# Given problem
From the listing, collect all lines containing the word "name".
*** Data records ***
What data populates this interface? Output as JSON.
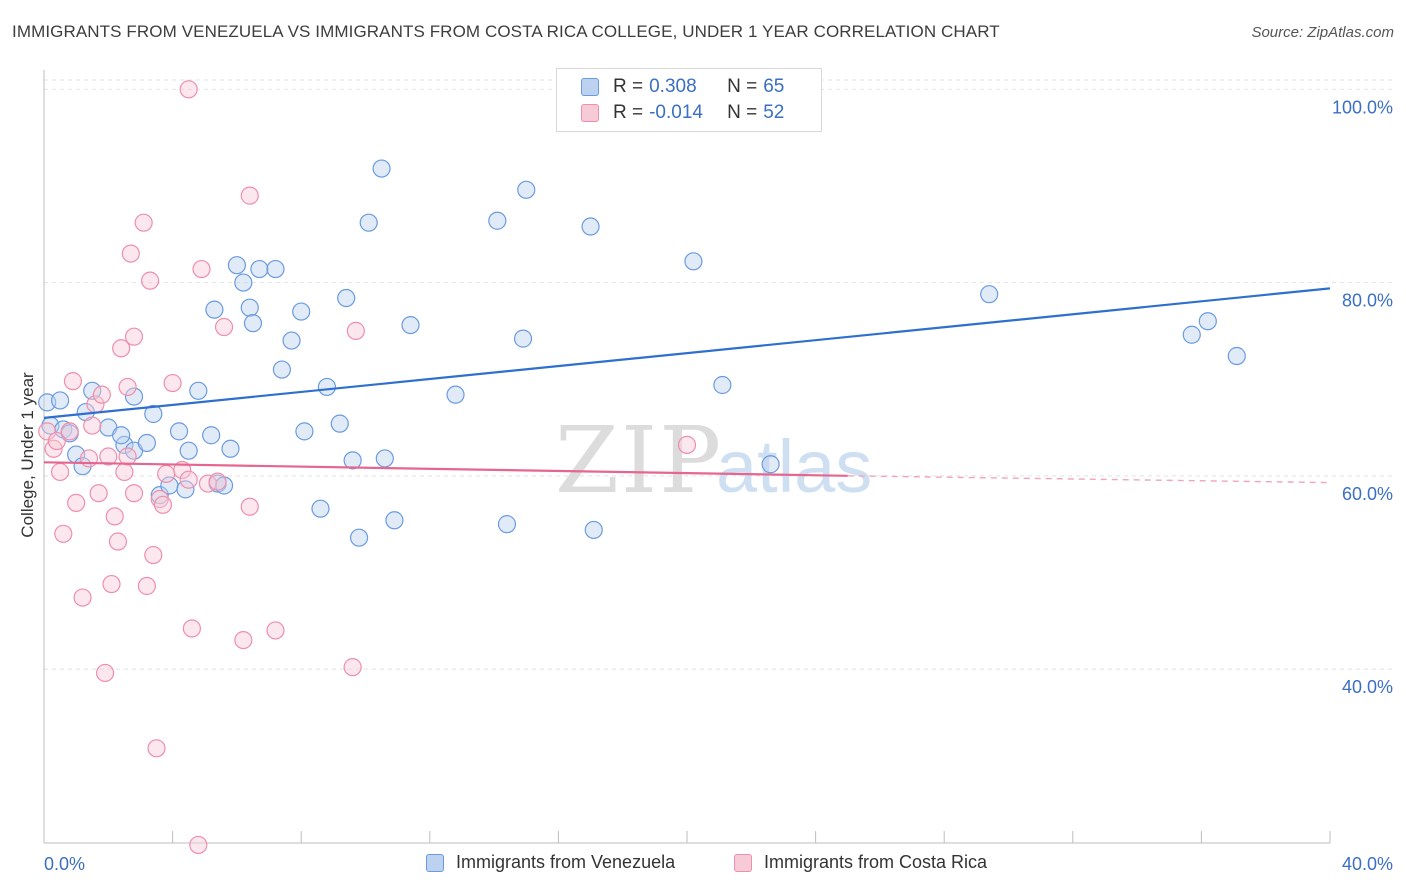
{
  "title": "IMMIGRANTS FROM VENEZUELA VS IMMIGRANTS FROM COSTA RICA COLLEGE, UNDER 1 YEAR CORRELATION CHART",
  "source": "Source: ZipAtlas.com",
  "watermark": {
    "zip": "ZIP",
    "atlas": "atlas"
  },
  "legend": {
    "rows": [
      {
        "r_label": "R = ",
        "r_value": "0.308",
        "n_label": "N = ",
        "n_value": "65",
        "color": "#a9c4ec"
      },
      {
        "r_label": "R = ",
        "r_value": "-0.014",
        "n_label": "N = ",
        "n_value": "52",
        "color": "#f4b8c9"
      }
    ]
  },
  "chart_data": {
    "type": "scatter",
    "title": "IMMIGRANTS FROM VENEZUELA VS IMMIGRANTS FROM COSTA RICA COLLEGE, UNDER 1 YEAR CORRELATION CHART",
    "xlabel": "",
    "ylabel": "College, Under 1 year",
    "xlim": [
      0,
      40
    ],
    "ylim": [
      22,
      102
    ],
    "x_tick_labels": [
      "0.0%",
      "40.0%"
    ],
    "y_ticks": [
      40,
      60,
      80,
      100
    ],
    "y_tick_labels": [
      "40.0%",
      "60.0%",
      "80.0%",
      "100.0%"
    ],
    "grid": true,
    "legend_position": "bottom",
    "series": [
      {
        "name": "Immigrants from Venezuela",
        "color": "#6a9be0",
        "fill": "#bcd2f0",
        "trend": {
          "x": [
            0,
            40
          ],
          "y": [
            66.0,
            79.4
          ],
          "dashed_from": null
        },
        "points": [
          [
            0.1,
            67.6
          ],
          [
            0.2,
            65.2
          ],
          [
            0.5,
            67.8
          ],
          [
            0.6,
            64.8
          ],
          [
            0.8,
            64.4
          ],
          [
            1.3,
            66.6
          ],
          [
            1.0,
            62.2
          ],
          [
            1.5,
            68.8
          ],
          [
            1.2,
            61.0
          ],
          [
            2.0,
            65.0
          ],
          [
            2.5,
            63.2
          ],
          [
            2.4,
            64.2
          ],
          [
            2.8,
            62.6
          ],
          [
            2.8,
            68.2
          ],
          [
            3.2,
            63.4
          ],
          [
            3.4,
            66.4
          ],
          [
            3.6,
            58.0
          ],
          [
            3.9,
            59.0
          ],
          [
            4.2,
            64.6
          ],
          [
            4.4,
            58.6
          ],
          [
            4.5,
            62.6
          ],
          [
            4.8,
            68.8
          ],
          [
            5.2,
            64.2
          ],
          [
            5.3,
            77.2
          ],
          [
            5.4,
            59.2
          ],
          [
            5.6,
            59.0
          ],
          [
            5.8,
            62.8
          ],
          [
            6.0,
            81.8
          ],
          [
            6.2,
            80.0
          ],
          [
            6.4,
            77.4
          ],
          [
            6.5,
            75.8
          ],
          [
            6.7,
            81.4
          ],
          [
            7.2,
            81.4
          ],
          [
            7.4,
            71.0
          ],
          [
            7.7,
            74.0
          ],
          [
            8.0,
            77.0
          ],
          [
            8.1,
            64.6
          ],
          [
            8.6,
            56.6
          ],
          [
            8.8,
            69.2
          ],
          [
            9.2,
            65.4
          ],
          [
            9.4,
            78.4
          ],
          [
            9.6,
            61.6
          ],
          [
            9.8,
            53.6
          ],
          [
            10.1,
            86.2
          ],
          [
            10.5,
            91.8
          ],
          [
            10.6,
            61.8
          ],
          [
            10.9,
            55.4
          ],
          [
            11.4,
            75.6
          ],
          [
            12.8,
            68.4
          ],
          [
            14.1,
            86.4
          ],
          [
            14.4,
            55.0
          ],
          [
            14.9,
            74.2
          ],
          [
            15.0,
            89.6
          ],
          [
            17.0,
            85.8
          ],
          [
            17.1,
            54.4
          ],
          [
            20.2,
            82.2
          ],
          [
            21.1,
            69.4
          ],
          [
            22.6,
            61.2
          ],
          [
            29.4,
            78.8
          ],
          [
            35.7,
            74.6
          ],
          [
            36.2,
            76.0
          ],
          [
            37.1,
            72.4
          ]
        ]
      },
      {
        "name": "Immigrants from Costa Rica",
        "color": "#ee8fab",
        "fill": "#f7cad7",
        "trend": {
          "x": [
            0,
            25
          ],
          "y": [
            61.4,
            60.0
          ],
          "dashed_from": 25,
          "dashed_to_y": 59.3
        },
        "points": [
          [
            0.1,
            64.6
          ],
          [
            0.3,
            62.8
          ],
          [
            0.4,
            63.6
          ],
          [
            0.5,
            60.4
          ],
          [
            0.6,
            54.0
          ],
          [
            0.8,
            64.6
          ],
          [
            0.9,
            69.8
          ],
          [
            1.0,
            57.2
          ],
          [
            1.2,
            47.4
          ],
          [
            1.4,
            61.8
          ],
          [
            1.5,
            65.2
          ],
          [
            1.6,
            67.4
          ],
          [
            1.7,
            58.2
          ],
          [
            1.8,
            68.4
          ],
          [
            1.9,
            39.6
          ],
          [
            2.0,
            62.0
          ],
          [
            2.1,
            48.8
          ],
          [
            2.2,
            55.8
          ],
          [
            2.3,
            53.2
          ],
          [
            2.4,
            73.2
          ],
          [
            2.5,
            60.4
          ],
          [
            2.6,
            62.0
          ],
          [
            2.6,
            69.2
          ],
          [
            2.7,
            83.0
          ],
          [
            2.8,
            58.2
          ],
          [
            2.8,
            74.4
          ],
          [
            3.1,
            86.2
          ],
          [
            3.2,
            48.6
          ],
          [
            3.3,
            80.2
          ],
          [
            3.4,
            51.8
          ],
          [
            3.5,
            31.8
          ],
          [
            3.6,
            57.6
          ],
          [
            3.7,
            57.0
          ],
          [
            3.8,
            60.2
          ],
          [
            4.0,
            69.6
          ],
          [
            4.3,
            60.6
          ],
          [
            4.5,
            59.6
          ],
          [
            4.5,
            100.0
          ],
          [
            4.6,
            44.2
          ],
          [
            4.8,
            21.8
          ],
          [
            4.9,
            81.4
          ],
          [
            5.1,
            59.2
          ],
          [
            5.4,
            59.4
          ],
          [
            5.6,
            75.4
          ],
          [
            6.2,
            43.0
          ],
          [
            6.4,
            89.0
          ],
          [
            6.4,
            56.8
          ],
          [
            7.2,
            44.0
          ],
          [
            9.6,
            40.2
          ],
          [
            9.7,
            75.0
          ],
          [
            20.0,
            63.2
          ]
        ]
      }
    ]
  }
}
***
*** Data records ***
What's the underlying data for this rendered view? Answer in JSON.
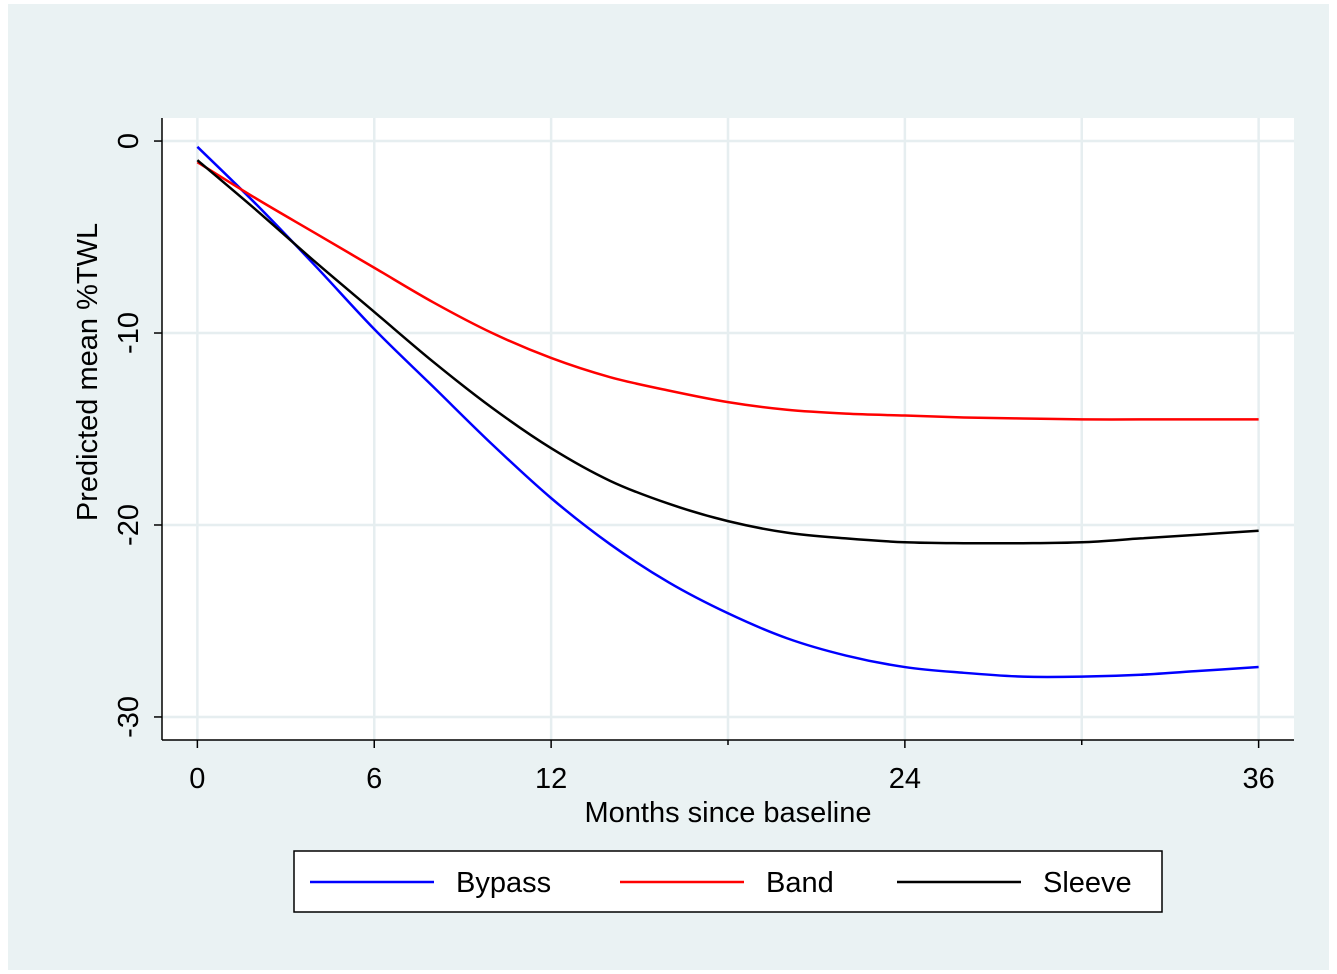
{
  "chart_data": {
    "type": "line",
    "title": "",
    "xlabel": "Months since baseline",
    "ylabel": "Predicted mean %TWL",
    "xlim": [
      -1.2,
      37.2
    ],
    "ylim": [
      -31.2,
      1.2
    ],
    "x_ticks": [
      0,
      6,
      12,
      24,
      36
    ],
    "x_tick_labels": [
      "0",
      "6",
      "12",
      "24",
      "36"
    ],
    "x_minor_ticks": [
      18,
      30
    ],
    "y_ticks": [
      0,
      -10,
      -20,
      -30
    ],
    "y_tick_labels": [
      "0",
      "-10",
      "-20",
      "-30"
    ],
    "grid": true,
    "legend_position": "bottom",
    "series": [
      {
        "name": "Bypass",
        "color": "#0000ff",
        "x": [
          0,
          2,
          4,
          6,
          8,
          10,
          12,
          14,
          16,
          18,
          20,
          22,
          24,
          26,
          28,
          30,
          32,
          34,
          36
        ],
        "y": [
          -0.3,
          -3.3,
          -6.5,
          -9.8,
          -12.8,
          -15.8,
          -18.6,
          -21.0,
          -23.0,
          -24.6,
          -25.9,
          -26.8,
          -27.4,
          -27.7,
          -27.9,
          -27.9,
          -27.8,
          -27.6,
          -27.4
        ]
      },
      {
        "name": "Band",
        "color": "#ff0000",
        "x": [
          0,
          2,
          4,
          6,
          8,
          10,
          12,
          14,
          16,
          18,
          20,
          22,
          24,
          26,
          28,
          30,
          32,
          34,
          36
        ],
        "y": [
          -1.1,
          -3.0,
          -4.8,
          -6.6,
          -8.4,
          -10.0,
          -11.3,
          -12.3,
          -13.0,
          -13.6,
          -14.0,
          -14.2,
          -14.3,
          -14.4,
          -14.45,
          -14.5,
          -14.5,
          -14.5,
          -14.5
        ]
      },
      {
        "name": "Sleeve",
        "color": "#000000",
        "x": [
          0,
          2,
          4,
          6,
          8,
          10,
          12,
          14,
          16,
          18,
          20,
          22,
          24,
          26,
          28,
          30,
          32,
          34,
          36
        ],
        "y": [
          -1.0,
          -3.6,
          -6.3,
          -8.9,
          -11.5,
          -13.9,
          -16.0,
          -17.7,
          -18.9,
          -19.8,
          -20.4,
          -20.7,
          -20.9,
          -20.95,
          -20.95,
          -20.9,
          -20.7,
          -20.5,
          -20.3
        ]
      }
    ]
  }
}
***
# Solution below
        "name": "Immigrants from Venezuela",
        "name": "Immigrants from Costa Rica",
        "name": "Bypass",
        "name": "Band",
        "name": "Sleeve",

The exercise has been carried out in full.